Seek out every line containing the word "Realized", and copy each.

— start Data for the task —

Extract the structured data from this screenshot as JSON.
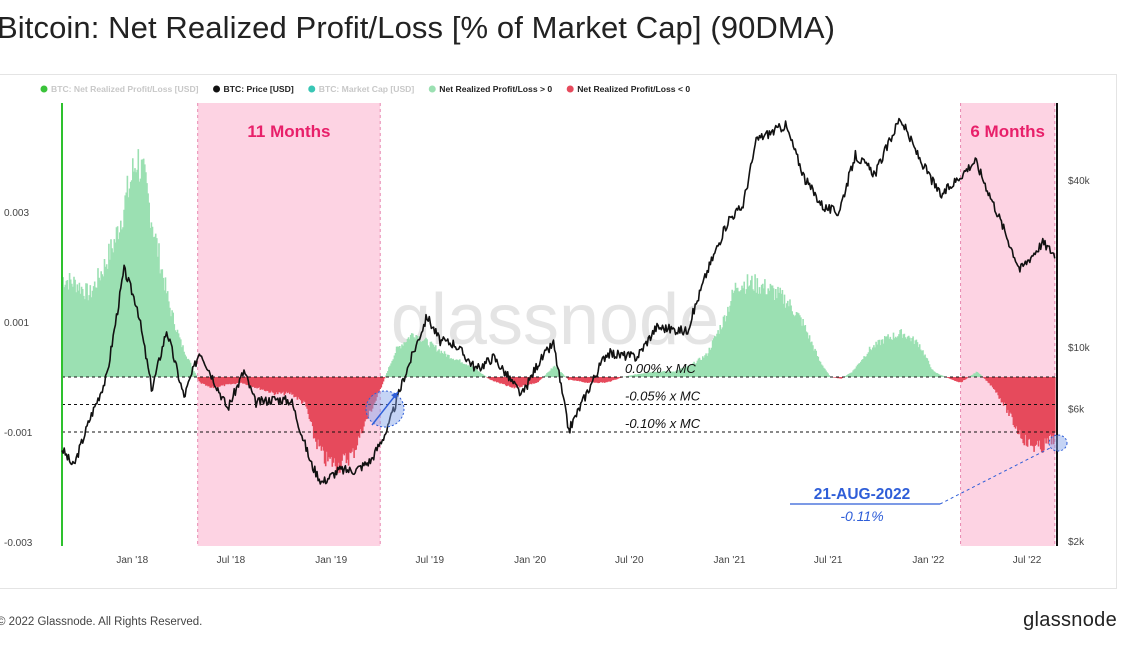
{
  "page": {
    "title": "Bitcoin: Net Realized Profit/Loss [% of Market Cap] (90DMA)",
    "copyright": "© 2022 Glassnode. All Rights Reserved.",
    "brand": "glassnode",
    "watermark": "glassnode"
  },
  "colors": {
    "positive": "#9be0b2",
    "negative": "#e64a5c",
    "price": "#111111",
    "highlight": "#fdd3e3",
    "highlight_border": "#e888b0",
    "highlight_text": "#e8206a",
    "annotation_blue": "#2f5ed8",
    "netrpl_legend": "#3ac33a",
    "marketcap_legend": "#39c6b5",
    "axis_left_line": "#2ec12e"
  },
  "chart_data": {
    "type": "area",
    "x_axis": {
      "type": "date",
      "range": [
        "2017-08-25",
        "2022-08-25"
      ],
      "ticks": [
        "Jan '18",
        "Jul '18",
        "Jan '19",
        "Jul '19",
        "Jan '20",
        "Jul '20",
        "Jan '21",
        "Jul '21",
        "Jan '22",
        "Jul '22"
      ],
      "tick_dates": [
        "2018-01-01",
        "2018-07-01",
        "2019-01-01",
        "2019-07-01",
        "2020-01-01",
        "2020-07-01",
        "2021-01-01",
        "2021-07-01",
        "2022-01-01",
        "2022-07-01"
      ]
    },
    "y_left": {
      "ticks": [
        "0.003",
        "0.001",
        "-0.001",
        "-0.003"
      ],
      "tick_values": [
        0.003,
        0.001,
        -0.001,
        -0.003
      ]
    },
    "y_right": {
      "scale": "log",
      "ticks": [
        "$40k",
        "$10k",
        "$6k",
        "$2k"
      ],
      "tick_values": [
        40000,
        10000,
        6000,
        2000
      ]
    },
    "legend": {
      "position": "top-left",
      "items": [
        {
          "label": "BTC: Net Realized Profit/Loss [USD]",
          "color": "#3ac33a",
          "muted": true
        },
        {
          "label": "BTC: Price [USD]",
          "color": "#111111",
          "muted": false
        },
        {
          "label": "BTC: Market Cap [USD]",
          "color": "#39c6b5",
          "muted": true
        },
        {
          "label": "Net Realized Profit/Loss > 0",
          "color": "#9be0b2",
          "muted": false
        },
        {
          "label": "Net Realized Profit/Loss < 0",
          "color": "#e64a5c",
          "muted": false
        }
      ]
    },
    "reference_lines": [
      {
        "value": 0.0,
        "label": "0.00% x MC"
      },
      {
        "value": -0.0005,
        "label": "-0.05% x MC"
      },
      {
        "value": -0.001,
        "label": "-0.10% x MC"
      }
    ],
    "highlight_regions": [
      {
        "start": "2018-05-01",
        "end": "2019-04-01",
        "label": "11 Months"
      },
      {
        "start": "2022-03-01",
        "end": "2022-08-21",
        "label": "6 Months"
      }
    ],
    "annotation": {
      "date": "21-AUG-2022",
      "value_text": "-0.11%",
      "value": -0.0011
    },
    "series": [
      {
        "name": "Net Realized Profit/Loss [% of Market Cap] (90DMA)",
        "points": [
          [
            "2017-08-25",
            0.0018
          ],
          [
            "2017-09-20",
            0.0017
          ],
          [
            "2017-10-15",
            0.0015
          ],
          [
            "2017-11-10",
            0.002
          ],
          [
            "2017-12-01",
            0.0025
          ],
          [
            "2017-12-25",
            0.0034
          ],
          [
            "2018-01-10",
            0.004
          ],
          [
            "2018-01-25",
            0.0035
          ],
          [
            "2018-02-15",
            0.0024
          ],
          [
            "2018-03-10",
            0.0013
          ],
          [
            "2018-04-01",
            0.0006
          ],
          [
            "2018-04-20",
            0.0002
          ],
          [
            "2018-05-05",
            -0.0001
          ],
          [
            "2018-05-25",
            -0.0002
          ],
          [
            "2018-06-20",
            -0.00015
          ],
          [
            "2018-07-20",
            -0.0001
          ],
          [
            "2018-08-20",
            -0.0002
          ],
          [
            "2018-09-20",
            -0.0003
          ],
          [
            "2018-10-20",
            -0.0003
          ],
          [
            "2018-11-15",
            -0.0005
          ],
          [
            "2018-12-01",
            -0.0011
          ],
          [
            "2018-12-20",
            -0.0015
          ],
          [
            "2019-01-15",
            -0.0016
          ],
          [
            "2019-02-10",
            -0.0014
          ],
          [
            "2019-03-01",
            -0.0009
          ],
          [
            "2019-03-25",
            -0.0004
          ],
          [
            "2019-04-10",
            0.0
          ],
          [
            "2019-05-01",
            0.0005
          ],
          [
            "2019-06-01",
            0.0008
          ],
          [
            "2019-07-01",
            0.0006
          ],
          [
            "2019-08-01",
            0.0004
          ],
          [
            "2019-09-15",
            0.0002
          ],
          [
            "2019-10-20",
            -5e-05
          ],
          [
            "2019-12-01",
            -0.0002
          ],
          [
            "2020-01-15",
            -0.0001
          ],
          [
            "2020-02-15",
            0.0002
          ],
          [
            "2020-03-12",
            -5e-05
          ],
          [
            "2020-04-15",
            -0.0001
          ],
          [
            "2020-05-20",
            -0.0001
          ],
          [
            "2020-06-20",
            0.0
          ],
          [
            "2020-07-15",
            5e-05
          ],
          [
            "2020-08-15",
            0.0001
          ],
          [
            "2020-09-20",
            0.0001
          ],
          [
            "2020-10-20",
            0.0002
          ],
          [
            "2020-11-20",
            0.0004
          ],
          [
            "2020-12-20",
            0.001
          ],
          [
            "2021-01-15",
            0.0017
          ],
          [
            "2021-02-15",
            0.0017
          ],
          [
            "2021-03-15",
            0.0016
          ],
          [
            "2021-04-15",
            0.0014
          ],
          [
            "2021-05-15",
            0.001
          ],
          [
            "2021-06-15",
            0.0003
          ],
          [
            "2021-07-05",
            0.0
          ],
          [
            "2021-07-25",
            -3e-05
          ],
          [
            "2021-08-15",
            0.0001
          ],
          [
            "2021-09-15",
            0.0005
          ],
          [
            "2021-10-15",
            0.0007
          ],
          [
            "2021-11-15",
            0.0008
          ],
          [
            "2021-12-15",
            0.0006
          ],
          [
            "2022-01-10",
            0.0001
          ],
          [
            "2022-02-01",
            0.0
          ],
          [
            "2022-03-01",
            -0.0001
          ],
          [
            "2022-04-01",
            0.0001
          ],
          [
            "2022-05-01",
            -0.0002
          ],
          [
            "2022-05-20",
            -0.0005
          ],
          [
            "2022-06-10",
            -0.0009
          ],
          [
            "2022-07-01",
            -0.0012
          ],
          [
            "2022-07-25",
            -0.0013
          ],
          [
            "2022-08-21",
            -0.0011
          ]
        ]
      },
      {
        "name": "BTC: Price [USD]",
        "axis": "right",
        "points": [
          [
            "2017-08-25",
            4300
          ],
          [
            "2017-09-15",
            3700
          ],
          [
            "2017-10-15",
            5500
          ],
          [
            "2017-11-15",
            7800
          ],
          [
            "2017-12-17",
            19000
          ],
          [
            "2018-01-10",
            14000
          ],
          [
            "2018-02-06",
            7000
          ],
          [
            "2018-03-05",
            11500
          ],
          [
            "2018-04-06",
            6600
          ],
          [
            "2018-05-05",
            9700
          ],
          [
            "2018-06-25",
            6000
          ],
          [
            "2018-07-25",
            8200
          ],
          [
            "2018-08-15",
            6300
          ],
          [
            "2018-09-20",
            6500
          ],
          [
            "2018-10-20",
            6400
          ],
          [
            "2018-11-25",
            3800
          ],
          [
            "2018-12-15",
            3250
          ],
          [
            "2019-01-15",
            3600
          ],
          [
            "2019-02-15",
            3600
          ],
          [
            "2019-03-15",
            3900
          ],
          [
            "2019-04-15",
            5100
          ],
          [
            "2019-05-15",
            7800
          ],
          [
            "2019-06-26",
            12900
          ],
          [
            "2019-07-20",
            10500
          ],
          [
            "2019-08-15",
            10300
          ],
          [
            "2019-09-25",
            8300
          ],
          [
            "2019-10-26",
            9200
          ],
          [
            "2019-12-17",
            6700
          ],
          [
            "2020-01-15",
            8700
          ],
          [
            "2020-02-13",
            10300
          ],
          [
            "2020-03-12",
            5000
          ],
          [
            "2020-04-15",
            6900
          ],
          [
            "2020-05-20",
            9500
          ],
          [
            "2020-07-15",
            9200
          ],
          [
            "2020-08-20",
            11800
          ],
          [
            "2020-10-15",
            11400
          ],
          [
            "2020-11-20",
            18500
          ],
          [
            "2020-12-31",
            29000
          ],
          [
            "2021-01-25",
            32000
          ],
          [
            "2021-02-20",
            56000
          ],
          [
            "2021-04-14",
            63000
          ],
          [
            "2021-05-20",
            40000
          ],
          [
            "2021-06-22",
            32000
          ],
          [
            "2021-07-20",
            30500
          ],
          [
            "2021-08-20",
            49000
          ],
          [
            "2021-09-25",
            42000
          ],
          [
            "2021-11-10",
            67000
          ],
          [
            "2021-12-15",
            48000
          ],
          [
            "2022-01-24",
            35000
          ],
          [
            "2022-03-28",
            47000
          ],
          [
            "2022-05-12",
            29000
          ],
          [
            "2022-06-18",
            19000
          ],
          [
            "2022-07-30",
            23800
          ],
          [
            "2022-08-21",
            21500
          ]
        ]
      }
    ]
  }
}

— end Data for the task —

● In response:
    "title": "Bitcoin: Net Realized Profit/Loss [% of Market Cap] (90DMA)",
          "label": "BTC: Net Realized Profit/Loss [USD]",
          "label": "Net Realized Profit/Loss > 0",
          "label": "Net Realized Profit/Loss < 0",
        "name": "Net Realized Profit/Loss [% of Market Cap] (90DMA)",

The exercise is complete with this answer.